*STATED PROBLEM*
Pull out every line of the listing below where "Basis" appears.

----------

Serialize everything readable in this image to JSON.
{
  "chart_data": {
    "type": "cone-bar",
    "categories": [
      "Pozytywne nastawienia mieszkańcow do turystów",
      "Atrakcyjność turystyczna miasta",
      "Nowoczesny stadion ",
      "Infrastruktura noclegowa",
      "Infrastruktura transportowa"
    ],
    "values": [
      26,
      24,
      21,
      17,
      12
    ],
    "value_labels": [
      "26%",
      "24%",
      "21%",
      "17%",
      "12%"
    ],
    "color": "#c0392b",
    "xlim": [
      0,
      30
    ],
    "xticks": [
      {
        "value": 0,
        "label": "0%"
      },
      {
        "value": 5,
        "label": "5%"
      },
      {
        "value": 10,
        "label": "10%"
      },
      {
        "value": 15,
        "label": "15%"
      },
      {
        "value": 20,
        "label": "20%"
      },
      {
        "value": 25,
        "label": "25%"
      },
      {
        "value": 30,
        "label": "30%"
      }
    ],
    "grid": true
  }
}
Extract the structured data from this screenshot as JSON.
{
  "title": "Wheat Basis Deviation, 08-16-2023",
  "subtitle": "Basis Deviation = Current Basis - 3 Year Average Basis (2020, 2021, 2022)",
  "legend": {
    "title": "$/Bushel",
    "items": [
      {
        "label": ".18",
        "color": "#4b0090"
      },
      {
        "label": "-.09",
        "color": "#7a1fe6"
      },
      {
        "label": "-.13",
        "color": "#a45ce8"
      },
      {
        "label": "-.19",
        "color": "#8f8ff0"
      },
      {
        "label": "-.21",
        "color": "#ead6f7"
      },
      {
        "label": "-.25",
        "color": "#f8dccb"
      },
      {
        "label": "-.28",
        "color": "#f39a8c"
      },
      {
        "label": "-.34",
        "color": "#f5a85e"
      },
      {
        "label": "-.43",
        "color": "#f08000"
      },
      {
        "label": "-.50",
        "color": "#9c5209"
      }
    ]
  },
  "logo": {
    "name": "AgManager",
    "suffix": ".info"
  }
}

----------

*TASK ANSWER*
  "title": "Wheat Basis Deviation, 08-16-2023",
  "subtitle": "Basis Deviation = Current Basis - 3 Year Average Basis (2020, 2021, 2022)",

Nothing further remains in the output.